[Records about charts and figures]

· · · ·

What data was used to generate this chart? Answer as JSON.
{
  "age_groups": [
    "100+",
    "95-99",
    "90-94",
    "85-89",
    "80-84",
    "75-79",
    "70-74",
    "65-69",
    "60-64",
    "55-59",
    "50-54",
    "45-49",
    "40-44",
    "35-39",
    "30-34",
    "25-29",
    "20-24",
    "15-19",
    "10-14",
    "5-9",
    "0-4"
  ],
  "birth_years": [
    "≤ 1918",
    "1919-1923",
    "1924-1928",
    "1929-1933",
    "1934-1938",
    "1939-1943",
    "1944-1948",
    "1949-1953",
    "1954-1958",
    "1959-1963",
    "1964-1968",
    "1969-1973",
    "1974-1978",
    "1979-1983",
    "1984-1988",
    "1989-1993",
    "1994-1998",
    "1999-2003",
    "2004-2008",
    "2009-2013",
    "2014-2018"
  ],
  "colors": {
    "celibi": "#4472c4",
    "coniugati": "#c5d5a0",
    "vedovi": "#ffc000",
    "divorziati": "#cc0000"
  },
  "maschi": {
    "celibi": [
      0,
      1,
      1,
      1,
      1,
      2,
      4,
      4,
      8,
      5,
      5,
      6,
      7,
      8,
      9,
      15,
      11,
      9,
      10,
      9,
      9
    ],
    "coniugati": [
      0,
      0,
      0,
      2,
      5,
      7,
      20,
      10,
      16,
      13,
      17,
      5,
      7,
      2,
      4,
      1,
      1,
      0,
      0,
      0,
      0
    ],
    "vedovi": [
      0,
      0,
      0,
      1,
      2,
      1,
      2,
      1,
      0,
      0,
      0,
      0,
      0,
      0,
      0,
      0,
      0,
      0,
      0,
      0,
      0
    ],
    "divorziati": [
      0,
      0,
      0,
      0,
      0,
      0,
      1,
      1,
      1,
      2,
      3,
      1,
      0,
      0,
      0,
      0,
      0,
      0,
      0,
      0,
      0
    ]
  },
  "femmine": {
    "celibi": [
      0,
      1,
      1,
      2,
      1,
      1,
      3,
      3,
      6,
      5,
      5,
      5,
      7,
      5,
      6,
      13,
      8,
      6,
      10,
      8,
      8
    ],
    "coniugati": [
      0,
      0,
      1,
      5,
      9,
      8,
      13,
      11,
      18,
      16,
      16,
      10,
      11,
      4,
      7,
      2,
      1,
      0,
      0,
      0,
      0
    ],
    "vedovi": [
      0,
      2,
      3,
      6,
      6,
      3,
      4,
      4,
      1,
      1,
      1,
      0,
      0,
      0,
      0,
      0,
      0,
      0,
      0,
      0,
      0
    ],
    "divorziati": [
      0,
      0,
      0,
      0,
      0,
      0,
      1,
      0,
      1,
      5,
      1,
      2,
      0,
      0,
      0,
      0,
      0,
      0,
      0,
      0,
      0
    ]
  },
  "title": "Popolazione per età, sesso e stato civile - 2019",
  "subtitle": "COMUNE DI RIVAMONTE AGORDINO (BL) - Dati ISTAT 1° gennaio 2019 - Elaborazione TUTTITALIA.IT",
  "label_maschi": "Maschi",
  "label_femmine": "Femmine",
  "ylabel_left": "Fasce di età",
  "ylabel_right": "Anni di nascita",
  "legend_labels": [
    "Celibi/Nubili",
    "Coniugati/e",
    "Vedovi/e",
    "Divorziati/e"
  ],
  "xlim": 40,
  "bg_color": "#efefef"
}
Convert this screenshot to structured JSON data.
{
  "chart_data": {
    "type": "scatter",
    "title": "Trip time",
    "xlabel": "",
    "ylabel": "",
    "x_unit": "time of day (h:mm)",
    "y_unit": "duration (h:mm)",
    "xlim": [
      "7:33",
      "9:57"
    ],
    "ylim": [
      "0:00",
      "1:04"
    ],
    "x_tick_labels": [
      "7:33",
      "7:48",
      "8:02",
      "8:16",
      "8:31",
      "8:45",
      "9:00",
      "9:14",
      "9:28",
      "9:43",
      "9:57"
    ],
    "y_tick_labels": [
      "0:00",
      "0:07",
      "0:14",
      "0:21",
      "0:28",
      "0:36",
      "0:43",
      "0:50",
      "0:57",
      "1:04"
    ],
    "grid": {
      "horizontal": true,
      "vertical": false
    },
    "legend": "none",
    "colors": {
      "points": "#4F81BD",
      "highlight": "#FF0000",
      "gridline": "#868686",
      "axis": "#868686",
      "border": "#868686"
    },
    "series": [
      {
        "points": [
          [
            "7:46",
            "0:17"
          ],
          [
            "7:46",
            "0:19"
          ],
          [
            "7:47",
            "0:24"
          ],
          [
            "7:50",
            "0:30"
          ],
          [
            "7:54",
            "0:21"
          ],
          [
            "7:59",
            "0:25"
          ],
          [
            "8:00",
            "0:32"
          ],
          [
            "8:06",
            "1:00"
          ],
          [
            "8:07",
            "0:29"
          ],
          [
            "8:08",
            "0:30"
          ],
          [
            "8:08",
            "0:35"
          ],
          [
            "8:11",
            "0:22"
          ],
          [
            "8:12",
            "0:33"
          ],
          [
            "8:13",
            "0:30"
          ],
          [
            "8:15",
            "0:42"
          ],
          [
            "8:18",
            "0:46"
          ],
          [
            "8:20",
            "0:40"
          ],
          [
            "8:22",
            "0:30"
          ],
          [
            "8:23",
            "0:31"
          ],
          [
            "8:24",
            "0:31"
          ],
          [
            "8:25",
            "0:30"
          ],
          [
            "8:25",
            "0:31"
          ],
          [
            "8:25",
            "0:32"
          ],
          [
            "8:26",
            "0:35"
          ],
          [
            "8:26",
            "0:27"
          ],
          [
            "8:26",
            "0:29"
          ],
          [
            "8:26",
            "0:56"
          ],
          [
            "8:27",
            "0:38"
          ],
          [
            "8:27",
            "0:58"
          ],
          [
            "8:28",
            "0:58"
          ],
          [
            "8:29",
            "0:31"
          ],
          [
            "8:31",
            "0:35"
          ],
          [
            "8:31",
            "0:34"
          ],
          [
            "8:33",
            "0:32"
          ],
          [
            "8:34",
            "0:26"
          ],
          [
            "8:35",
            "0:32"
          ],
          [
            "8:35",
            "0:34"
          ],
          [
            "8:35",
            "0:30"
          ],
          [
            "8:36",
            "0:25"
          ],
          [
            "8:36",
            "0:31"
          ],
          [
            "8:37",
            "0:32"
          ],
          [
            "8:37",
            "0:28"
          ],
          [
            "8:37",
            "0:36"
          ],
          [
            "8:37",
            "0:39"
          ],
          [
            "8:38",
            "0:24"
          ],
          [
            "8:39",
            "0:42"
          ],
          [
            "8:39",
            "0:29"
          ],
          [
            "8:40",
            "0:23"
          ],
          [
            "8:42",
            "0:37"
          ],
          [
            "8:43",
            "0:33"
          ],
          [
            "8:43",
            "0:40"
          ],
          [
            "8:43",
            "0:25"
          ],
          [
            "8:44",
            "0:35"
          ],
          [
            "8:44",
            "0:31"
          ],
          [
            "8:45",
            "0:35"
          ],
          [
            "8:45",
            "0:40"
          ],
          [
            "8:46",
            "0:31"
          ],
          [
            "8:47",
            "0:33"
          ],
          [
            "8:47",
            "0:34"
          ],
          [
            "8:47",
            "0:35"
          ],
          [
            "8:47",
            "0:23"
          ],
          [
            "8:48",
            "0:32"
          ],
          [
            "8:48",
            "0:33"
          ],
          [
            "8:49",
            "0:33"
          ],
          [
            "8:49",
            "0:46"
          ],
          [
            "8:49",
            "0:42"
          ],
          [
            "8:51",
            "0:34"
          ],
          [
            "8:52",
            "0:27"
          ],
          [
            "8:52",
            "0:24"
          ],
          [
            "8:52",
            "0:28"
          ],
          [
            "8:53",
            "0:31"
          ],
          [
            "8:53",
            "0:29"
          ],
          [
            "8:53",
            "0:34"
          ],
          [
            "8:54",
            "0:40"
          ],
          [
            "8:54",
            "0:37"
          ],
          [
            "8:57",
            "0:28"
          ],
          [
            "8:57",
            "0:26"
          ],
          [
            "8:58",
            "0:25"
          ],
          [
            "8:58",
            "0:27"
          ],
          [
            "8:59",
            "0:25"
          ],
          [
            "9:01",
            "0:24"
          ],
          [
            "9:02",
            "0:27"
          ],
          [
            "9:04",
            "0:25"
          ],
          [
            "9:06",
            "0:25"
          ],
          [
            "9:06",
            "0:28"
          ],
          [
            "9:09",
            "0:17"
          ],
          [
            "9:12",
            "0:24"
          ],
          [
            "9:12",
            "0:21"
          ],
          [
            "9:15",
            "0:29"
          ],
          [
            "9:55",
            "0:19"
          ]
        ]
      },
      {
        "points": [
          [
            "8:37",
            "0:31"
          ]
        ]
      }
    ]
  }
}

· · · ·

STATED PROBLEM
Only a number is expected here: the count of lines in the listing that hold the string "this".

FINAL ANSWER
2